Return each line of the data below verbatim; pictures are to be left out.

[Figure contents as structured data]
· · · ·
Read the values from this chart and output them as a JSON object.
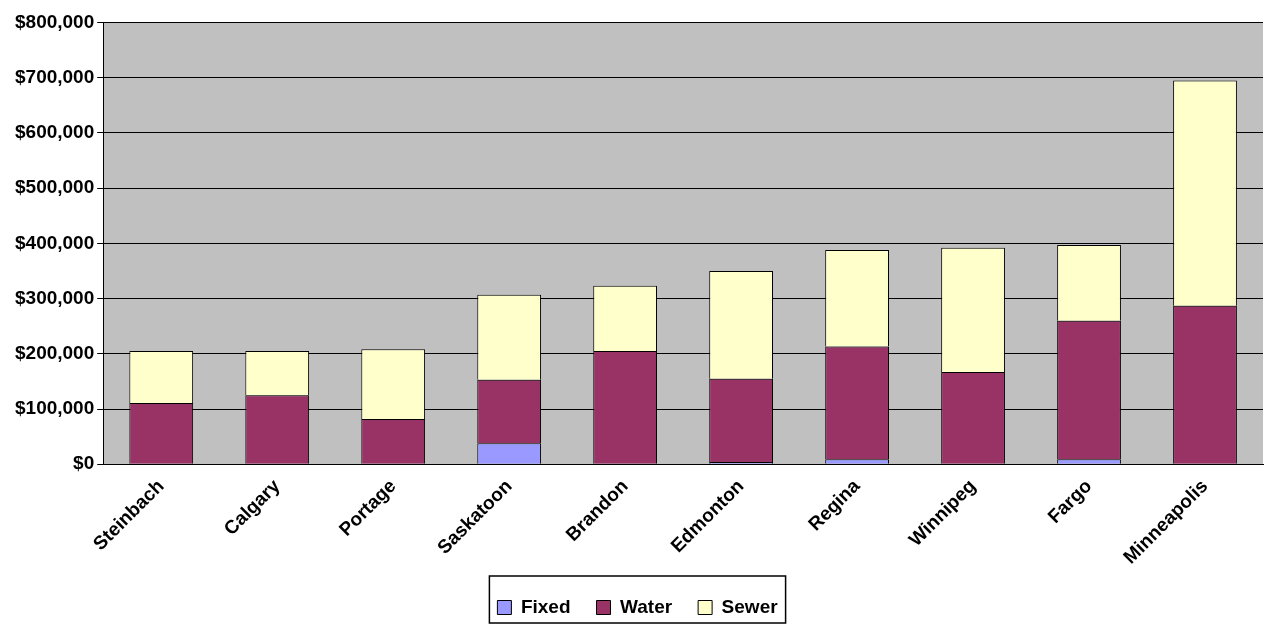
{
  "chart_data": {
    "type": "bar",
    "stacked": true,
    "categories": [
      "Steinbach",
      "Calgary",
      "Portage",
      "Saskatoon",
      "Brandon",
      "Edmonton",
      "Regina",
      "Winnipeg",
      "Fargo",
      "Minneapolis"
    ],
    "series": [
      {
        "name": "Fixed",
        "color": "#9999ff",
        "values": [
          0,
          0,
          0,
          38000,
          0,
          4000,
          9000,
          0,
          9000,
          0
        ]
      },
      {
        "name": "Water",
        "color": "#993366",
        "values": [
          111000,
          125000,
          82000,
          115000,
          205000,
          151000,
          204000,
          167000,
          251000,
          287000
        ]
      },
      {
        "name": "Sewer",
        "color": "#ffffcc",
        "values": [
          94000,
          80000,
          126000,
          154000,
          118000,
          195000,
          175000,
          225000,
          137000,
          408000
        ]
      }
    ],
    "ylim": [
      0,
      800000
    ],
    "yticks": [
      {
        "value": 0,
        "label": "$0"
      },
      {
        "value": 100000,
        "label": "$100,000"
      },
      {
        "value": 200000,
        "label": "$200,000"
      },
      {
        "value": 300000,
        "label": "$300,000"
      },
      {
        "value": 400000,
        "label": "$400,000"
      },
      {
        "value": 500000,
        "label": "$500,000"
      },
      {
        "value": 600000,
        "label": "$600,000"
      },
      {
        "value": 700000,
        "label": "$700,000"
      },
      {
        "value": 800000,
        "label": "$800,000"
      }
    ],
    "grid": "y",
    "legend": "bottom"
  }
}
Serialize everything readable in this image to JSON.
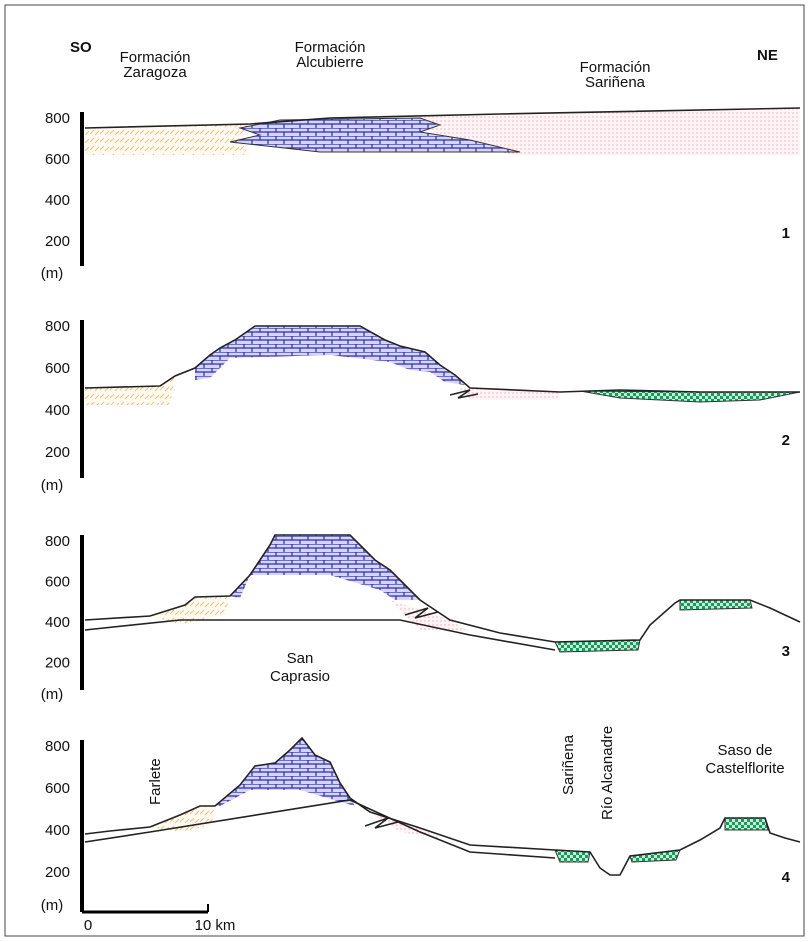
{
  "header": {
    "left": "SO",
    "right": "NE"
  },
  "formations": [
    {
      "lines": [
        "Formación",
        "Zaragoza"
      ]
    },
    {
      "lines": [
        "Formación",
        "Alcubierre"
      ]
    },
    {
      "lines": [
        "Formación",
        "Sariñena"
      ]
    }
  ],
  "panels": [
    {
      "number": "1",
      "ticks": [
        "800",
        "600",
        "400",
        "200"
      ],
      "unit": "(m)"
    },
    {
      "number": "2",
      "ticks": [
        "800",
        "600",
        "400",
        "200"
      ],
      "unit": "(m)"
    },
    {
      "number": "3",
      "ticks": [
        "800",
        "600",
        "400",
        "200"
      ],
      "unit": "(m)"
    },
    {
      "number": "4",
      "ticks": [
        "800",
        "600",
        "400",
        "200"
      ],
      "unit": "(m)"
    }
  ],
  "places": {
    "san_caprasio": [
      "San",
      "Caprasio"
    ],
    "farlete": "Farlete",
    "sarinena": "Sariñena",
    "rio": "Río Alcanadre",
    "saso": [
      "Saso de",
      "Castelflorite"
    ]
  },
  "scale": {
    "start": "0",
    "end": "10 km"
  }
}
· · · ·
*EXERCISE SOLUTION*
Read the values from this chart and output them as a JSON object.
{
  "chart_data": {
    "type": "bar",
    "stacked": true,
    "categories": [
      "Steinbach",
      "Calgary",
      "Portage",
      "Saskatoon",
      "Brandon",
      "Edmonton",
      "Regina",
      "Winnipeg",
      "Fargo",
      "Minneapolis"
    ],
    "series": [
      {
        "name": "Fixed",
        "color": "#9999ff",
        "values": [
          0,
          0,
          0,
          38000,
          0,
          4000,
          9000,
          0,
          9000,
          0
        ]
      },
      {
        "name": "Water",
        "color": "#993366",
        "values": [
          111000,
          125000,
          82000,
          115000,
          205000,
          151000,
          204000,
          167000,
          251000,
          287000
        ]
      },
      {
        "name": "Sewer",
        "color": "#ffffcc",
        "values": [
          94000,
          80000,
          126000,
          154000,
          118000,
          195000,
          175000,
          225000,
          137000,
          408000
        ]
      }
    ],
    "ylim": [
      0,
      800000
    ],
    "yticks": [
      {
        "value": 0,
        "label": "$0"
      },
      {
        "value": 100000,
        "label": "$100,000"
      },
      {
        "value": 200000,
        "label": "$200,000"
      },
      {
        "value": 300000,
        "label": "$300,000"
      },
      {
        "value": 400000,
        "label": "$400,000"
      },
      {
        "value": 500000,
        "label": "$500,000"
      },
      {
        "value": 600000,
        "label": "$600,000"
      },
      {
        "value": 700000,
        "label": "$700,000"
      },
      {
        "value": 800000,
        "label": "$800,000"
      }
    ],
    "grid": "y",
    "legend": "bottom"
  }
}
Serialize everything readable in this image to JSON.
{
  "header": {
    "left": "SO",
    "right": "NE"
  },
  "formations": [
    {
      "lines": [
        "Formación",
        "Zaragoza"
      ]
    },
    {
      "lines": [
        "Formación",
        "Alcubierre"
      ]
    },
    {
      "lines": [
        "Formación",
        "Sariñena"
      ]
    }
  ],
  "panels": [
    {
      "number": "1",
      "ticks": [
        "800",
        "600",
        "400",
        "200"
      ],
      "unit": "(m)"
    },
    {
      "number": "2",
      "ticks": [
        "800",
        "600",
        "400",
        "200"
      ],
      "unit": "(m)"
    },
    {
      "number": "3",
      "ticks": [
        "800",
        "600",
        "400",
        "200"
      ],
      "unit": "(m)"
    },
    {
      "number": "4",
      "ticks": [
        "800",
        "600",
        "400",
        "200"
      ],
      "unit": "(m)"
    }
  ],
  "places": {
    "san_caprasio": [
      "San",
      "Caprasio"
    ],
    "farlete": "Farlete",
    "sarinena": "Sariñena",
    "rio": "Río Alcanadre",
    "saso": [
      "Saso de",
      "Castelflorite"
    ]
  },
  "scale": {
    "start": "0",
    "end": "10 km"
  }
}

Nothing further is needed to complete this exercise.